> THE EXERCISE: Find and copy every line in the records that includes the string "simbolizma".

> RECORD SET:
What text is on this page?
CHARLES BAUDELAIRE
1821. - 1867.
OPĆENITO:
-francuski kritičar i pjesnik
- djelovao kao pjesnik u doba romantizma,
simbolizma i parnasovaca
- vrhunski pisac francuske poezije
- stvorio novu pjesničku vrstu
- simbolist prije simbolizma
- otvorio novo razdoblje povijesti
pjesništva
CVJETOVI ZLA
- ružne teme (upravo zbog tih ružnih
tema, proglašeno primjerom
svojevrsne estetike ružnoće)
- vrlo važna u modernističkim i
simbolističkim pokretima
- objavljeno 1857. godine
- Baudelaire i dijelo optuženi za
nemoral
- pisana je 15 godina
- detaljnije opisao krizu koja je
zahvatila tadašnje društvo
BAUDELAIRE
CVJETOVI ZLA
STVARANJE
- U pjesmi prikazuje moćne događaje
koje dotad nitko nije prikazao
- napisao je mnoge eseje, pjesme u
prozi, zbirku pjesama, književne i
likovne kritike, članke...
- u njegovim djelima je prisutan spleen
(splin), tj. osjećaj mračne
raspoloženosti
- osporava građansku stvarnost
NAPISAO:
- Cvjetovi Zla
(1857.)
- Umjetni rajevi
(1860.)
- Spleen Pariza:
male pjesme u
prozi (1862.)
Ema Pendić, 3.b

> WRITTEN SOLUTION:
simbolizma i parnasovaca
- simbolist prije simbolizma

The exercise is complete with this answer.